--- start ---

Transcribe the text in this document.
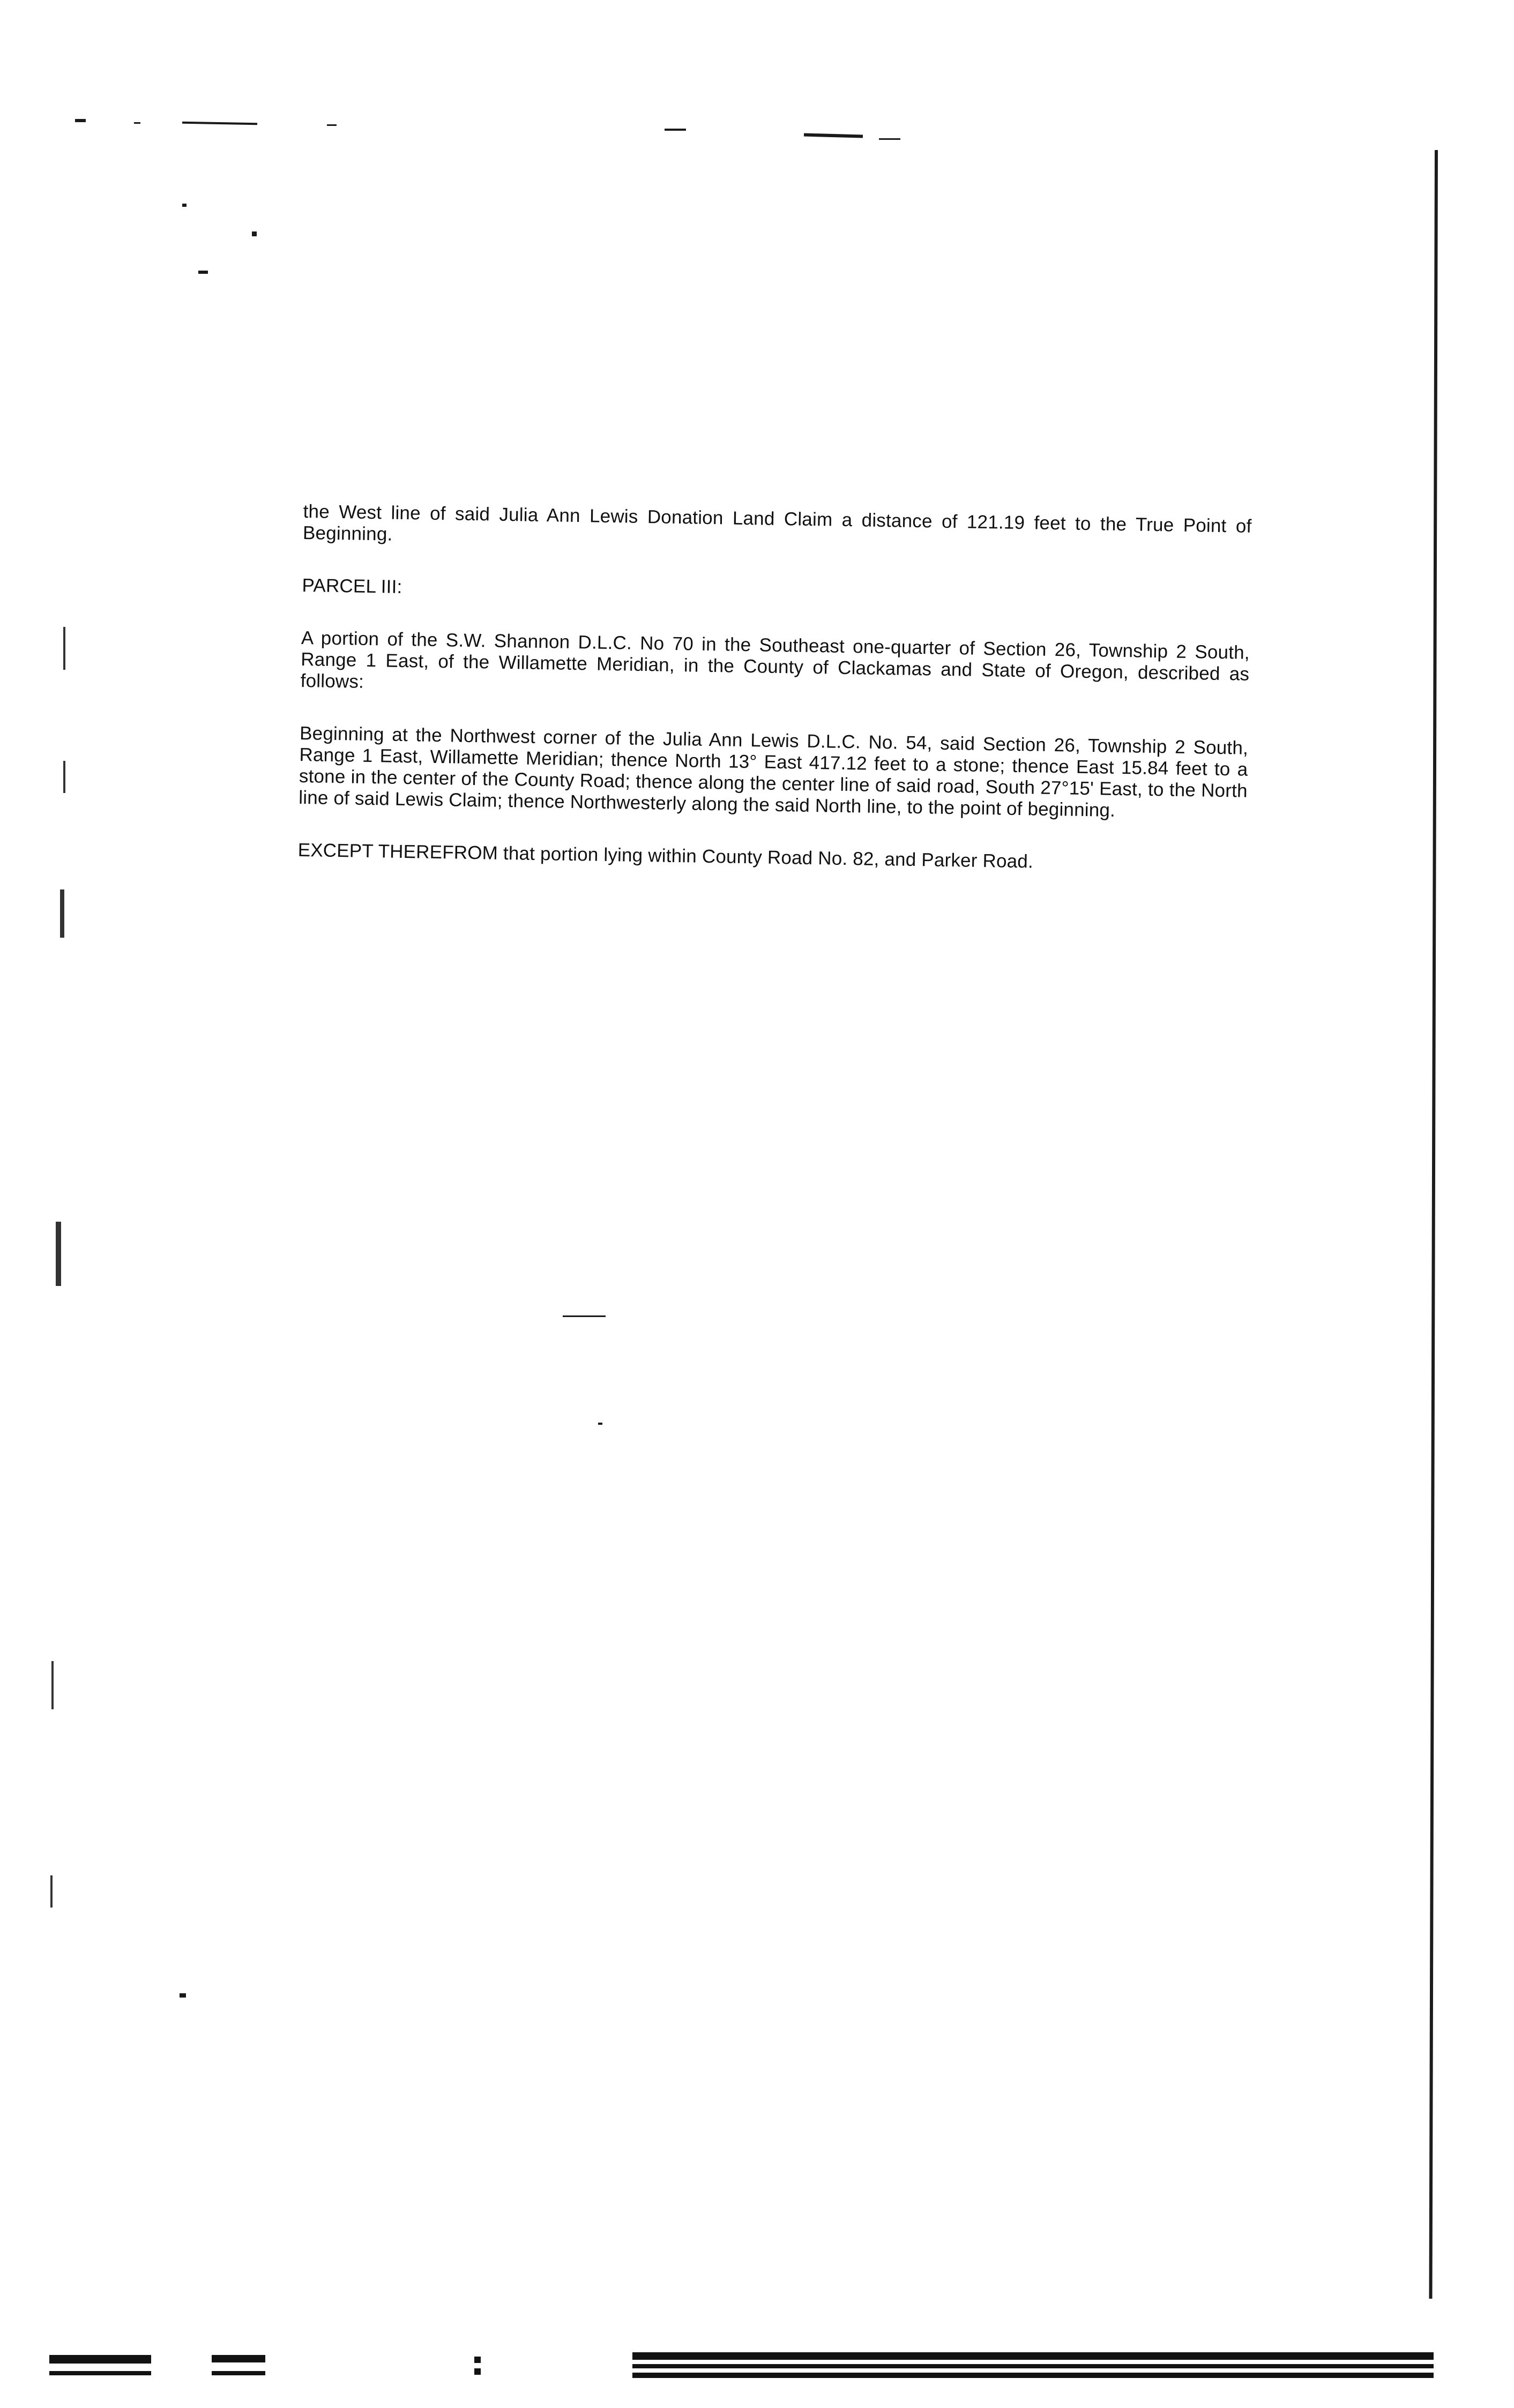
the West line of said Julia Ann Lewis Donation Land Claim a distance of 121.19 feet to the True Point of Beginning.

PARCEL III:

A portion of the S.W. Shannon D.L.C. No 70 in the Southeast one-quarter of Section 26, Township 2 South, Range 1 East, of the Willamette Meridian, in the County of Clackamas and State of Oregon, described as follows:

Beginning at the Northwest corner of the Julia Ann Lewis D.L.C. No. 54, said Section 26, Township 2 South, Range 1 East, Willamette Meridian; thence North 13° East 417.12 feet to a stone; thence East 15.84 feet to a stone in the center of the County Road; thence along the center line of said road, South 27°15' East, to the North line of said Lewis Claim; thence Northwesterly along the said North line, to the point of beginning.

EXCEPT THEREFROM that portion lying within County Road No. 82, and Parker Road.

--- end ---

In the entries above, find each line with the string "Lewis" and copy it.

Solution for this problem
the West line of said Julia Ann Lewis Donation Land Claim a distance of 121.19 feet to the True Point of Beginning.
Beginning at the Northwest corner of the Julia Ann Lewis D.L.C. No. 54, said Section 26, Township 2 South, Range 1 East, Willamette Meridian; thence North 13° East 417.12 feet to a stone; thence East 15.84 feet to a stone in the center of the County Road; thence along the center line of said road, South 27°15' East, to the North line of said Lewis Claim; thence Northwesterly along the said North line, to the point of beginning.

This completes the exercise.